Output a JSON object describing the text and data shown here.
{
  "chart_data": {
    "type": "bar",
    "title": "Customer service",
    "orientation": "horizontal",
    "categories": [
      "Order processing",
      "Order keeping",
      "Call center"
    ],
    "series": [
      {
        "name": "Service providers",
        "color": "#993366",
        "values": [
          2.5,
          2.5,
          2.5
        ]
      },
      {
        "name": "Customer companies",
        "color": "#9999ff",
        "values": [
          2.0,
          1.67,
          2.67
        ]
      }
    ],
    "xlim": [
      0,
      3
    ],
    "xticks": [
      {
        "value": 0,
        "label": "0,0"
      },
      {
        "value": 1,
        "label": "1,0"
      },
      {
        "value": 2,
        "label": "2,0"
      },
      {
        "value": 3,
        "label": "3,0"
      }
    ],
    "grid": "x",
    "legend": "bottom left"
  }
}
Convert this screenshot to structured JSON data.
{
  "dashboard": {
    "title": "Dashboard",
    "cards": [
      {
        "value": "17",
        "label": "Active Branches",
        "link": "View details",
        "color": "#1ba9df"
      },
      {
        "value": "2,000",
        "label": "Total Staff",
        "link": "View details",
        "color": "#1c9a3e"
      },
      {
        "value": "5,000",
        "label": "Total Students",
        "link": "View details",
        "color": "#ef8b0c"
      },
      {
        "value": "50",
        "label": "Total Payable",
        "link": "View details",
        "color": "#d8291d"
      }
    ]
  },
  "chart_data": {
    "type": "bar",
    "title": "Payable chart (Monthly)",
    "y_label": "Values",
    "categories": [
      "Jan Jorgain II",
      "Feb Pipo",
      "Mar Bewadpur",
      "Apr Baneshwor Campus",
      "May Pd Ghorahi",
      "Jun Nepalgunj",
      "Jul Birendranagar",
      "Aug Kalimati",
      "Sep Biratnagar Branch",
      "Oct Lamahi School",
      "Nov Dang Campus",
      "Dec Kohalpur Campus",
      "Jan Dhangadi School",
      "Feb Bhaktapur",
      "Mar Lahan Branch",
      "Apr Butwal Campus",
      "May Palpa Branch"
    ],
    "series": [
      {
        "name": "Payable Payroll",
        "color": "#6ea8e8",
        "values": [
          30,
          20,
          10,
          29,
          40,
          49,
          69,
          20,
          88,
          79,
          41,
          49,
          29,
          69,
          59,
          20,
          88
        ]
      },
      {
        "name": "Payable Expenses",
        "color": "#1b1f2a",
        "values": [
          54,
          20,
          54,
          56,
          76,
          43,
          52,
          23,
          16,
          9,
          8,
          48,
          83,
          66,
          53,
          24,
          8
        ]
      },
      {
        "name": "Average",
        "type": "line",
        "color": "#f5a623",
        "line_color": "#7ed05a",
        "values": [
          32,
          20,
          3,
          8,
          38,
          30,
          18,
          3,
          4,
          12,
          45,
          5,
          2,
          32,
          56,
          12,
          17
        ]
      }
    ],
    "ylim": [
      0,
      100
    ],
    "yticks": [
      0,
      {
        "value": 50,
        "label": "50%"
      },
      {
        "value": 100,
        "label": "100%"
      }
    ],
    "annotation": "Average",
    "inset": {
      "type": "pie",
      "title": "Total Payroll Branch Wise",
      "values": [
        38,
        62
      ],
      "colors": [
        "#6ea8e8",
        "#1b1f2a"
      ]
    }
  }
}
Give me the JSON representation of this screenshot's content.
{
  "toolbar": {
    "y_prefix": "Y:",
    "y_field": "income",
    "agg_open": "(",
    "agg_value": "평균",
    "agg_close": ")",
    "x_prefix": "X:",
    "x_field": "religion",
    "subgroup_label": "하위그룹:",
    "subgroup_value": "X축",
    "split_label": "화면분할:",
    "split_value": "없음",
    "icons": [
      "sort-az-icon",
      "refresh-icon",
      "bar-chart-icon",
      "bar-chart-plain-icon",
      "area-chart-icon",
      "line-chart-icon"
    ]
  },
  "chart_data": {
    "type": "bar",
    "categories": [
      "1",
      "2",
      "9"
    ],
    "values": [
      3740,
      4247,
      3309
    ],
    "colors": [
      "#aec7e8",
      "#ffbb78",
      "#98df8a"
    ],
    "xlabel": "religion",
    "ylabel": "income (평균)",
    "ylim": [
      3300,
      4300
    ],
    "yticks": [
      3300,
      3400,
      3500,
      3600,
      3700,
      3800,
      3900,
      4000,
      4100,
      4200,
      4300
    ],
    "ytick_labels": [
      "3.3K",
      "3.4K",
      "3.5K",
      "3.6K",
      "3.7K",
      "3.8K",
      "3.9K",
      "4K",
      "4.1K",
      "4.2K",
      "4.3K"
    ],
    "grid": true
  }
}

###

#### What you should do:
Everything from the line with "Give me the" through the last line of the material above should be echoed exactly, and nothing else.

#### Exercise output:
Give me the JSON representation of this screenshot's content.
{
  "toolbar": {
    "y_prefix": "Y:",
    "y_field": "income",
    "agg_open": "(",
    "agg_value": "평균",
    "agg_close": ")",
    "x_prefix": "X:",
    "x_field": "religion",
    "subgroup_label": "하위그룹:",
    "subgroup_value": "X축",
    "split_label": "화면분할:",
    "split_value": "없음",
    "icons": [
      "sort-az-icon",
      "refresh-icon",
      "bar-chart-icon",
      "bar-chart-plain-icon",
      "area-chart-icon",
      "line-chart-icon"
    ]
  },
  "chart_data": {
    "type": "bar",
    "categories": [
      "1",
      "2",
      "9"
    ],
    "values": [
      3740,
      4247,
      3309
    ],
    "colors": [
      "#aec7e8",
      "#ffbb78",
      "#98df8a"
    ],
    "xlabel": "religion",
    "ylabel": "income (평균)",
    "ylim": [
      3300,
      4300
    ],
    "yticks": [
      3300,
      3400,
      3500,
      3600,
      3700,
      3800,
      3900,
      4000,
      4100,
      4200,
      4300
    ],
    "ytick_labels": [
      "3.3K",
      "3.4K",
      "3.5K",
      "3.6K",
      "3.7K",
      "3.8K",
      "3.9K",
      "4K",
      "4.1K",
      "4.2K",
      "4.3K"
    ],
    "grid": true
  }
}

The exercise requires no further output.